Determine which lines of the records include the word "tráva", and copy them.

────

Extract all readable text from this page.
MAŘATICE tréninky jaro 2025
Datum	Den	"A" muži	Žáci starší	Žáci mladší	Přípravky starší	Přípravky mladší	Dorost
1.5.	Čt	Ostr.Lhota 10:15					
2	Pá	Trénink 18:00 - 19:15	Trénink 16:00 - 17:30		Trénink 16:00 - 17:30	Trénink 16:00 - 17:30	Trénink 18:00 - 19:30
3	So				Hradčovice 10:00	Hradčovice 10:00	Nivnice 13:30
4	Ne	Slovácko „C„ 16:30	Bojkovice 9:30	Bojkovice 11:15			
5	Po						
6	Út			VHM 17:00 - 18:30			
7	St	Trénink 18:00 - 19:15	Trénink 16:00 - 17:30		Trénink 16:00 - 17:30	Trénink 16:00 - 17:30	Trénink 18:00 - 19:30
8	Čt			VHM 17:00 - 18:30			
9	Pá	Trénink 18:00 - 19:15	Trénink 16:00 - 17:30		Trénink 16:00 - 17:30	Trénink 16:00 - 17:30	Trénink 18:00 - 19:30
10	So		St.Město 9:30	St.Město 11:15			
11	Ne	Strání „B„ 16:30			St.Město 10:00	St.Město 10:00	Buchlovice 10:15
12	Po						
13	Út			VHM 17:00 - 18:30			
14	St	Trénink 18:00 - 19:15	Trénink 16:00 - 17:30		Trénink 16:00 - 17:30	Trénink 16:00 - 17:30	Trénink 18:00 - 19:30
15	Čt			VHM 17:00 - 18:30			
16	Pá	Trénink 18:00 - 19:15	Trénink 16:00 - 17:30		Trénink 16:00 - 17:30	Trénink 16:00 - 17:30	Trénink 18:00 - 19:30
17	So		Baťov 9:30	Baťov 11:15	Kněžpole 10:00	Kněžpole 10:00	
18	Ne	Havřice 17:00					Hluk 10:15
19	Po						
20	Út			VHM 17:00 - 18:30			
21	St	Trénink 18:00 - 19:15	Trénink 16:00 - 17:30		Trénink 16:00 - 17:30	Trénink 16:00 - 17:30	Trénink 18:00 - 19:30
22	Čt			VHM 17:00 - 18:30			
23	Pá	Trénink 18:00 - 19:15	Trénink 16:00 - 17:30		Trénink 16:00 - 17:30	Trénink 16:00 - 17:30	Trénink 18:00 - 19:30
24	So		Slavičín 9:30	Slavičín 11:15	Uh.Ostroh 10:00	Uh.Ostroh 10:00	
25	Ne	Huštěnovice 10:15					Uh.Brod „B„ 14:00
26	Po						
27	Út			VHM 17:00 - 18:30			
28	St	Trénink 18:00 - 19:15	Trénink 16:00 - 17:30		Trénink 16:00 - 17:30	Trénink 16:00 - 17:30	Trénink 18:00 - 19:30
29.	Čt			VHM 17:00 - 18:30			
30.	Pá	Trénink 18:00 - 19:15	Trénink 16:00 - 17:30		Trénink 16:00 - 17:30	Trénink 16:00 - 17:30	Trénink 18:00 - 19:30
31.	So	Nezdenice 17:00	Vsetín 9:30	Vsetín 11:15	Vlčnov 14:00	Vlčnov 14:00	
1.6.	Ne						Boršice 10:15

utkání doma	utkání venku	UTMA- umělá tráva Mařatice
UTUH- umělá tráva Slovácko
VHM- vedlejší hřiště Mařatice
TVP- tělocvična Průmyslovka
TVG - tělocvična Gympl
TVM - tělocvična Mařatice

────

→ Exercise response:
utkání doma	utkání venku	UTMA- umělá tráva Mařatice
UTUH- umělá tráva Slovácko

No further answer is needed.